> **Records shown**
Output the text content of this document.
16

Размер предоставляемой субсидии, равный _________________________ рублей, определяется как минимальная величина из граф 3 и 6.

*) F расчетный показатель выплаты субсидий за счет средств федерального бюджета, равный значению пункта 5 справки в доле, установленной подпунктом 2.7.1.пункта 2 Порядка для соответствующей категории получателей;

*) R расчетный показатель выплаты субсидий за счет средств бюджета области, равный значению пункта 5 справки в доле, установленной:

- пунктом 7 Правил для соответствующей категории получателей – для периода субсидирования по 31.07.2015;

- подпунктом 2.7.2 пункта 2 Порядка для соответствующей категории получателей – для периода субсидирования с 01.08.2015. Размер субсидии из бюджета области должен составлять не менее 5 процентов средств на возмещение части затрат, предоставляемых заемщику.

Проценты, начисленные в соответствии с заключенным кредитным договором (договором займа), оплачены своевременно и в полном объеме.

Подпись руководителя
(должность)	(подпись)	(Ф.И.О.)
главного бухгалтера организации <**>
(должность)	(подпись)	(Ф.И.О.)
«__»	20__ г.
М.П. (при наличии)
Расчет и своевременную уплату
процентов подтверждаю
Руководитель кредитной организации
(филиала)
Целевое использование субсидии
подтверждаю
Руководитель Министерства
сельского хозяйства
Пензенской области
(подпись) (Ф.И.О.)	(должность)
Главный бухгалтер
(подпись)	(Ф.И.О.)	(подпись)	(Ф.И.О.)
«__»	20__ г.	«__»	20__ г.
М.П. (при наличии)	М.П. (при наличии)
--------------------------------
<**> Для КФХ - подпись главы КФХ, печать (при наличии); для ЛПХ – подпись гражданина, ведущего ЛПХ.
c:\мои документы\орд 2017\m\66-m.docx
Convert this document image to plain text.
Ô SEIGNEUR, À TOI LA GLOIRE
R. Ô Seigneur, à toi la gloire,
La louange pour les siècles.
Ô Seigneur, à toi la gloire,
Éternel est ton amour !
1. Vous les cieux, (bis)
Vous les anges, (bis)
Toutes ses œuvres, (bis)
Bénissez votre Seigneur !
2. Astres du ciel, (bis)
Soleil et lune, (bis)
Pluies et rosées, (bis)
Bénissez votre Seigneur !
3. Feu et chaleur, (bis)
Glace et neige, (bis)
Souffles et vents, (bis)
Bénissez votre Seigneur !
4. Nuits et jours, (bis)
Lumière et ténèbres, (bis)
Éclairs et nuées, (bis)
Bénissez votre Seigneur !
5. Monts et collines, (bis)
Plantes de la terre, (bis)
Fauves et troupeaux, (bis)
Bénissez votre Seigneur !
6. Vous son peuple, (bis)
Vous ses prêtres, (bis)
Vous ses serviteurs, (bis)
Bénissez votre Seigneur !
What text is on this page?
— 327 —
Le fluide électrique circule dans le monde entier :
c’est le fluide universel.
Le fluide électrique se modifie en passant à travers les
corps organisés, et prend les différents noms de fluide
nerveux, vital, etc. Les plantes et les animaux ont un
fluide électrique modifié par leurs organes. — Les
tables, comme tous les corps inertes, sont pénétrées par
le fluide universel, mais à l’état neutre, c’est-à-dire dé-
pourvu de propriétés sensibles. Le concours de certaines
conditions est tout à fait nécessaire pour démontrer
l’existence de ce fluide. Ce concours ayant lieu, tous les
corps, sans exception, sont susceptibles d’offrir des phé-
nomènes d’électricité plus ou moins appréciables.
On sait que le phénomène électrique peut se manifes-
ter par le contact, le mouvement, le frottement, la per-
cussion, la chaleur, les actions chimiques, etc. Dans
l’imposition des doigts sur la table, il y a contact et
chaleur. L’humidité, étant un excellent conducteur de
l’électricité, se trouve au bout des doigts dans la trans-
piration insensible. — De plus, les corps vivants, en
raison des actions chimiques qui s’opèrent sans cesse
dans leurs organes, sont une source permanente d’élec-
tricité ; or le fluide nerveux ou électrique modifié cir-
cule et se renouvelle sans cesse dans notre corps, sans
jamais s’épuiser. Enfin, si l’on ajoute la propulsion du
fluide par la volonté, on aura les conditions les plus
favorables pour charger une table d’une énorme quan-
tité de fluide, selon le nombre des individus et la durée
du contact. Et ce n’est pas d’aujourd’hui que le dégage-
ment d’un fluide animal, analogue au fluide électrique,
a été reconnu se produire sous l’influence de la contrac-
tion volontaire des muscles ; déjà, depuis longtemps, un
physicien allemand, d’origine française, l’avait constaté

> **What is being asked**
Only the number is needed here: how many lines of the records contain "sans"?

> **Reply to the task**
3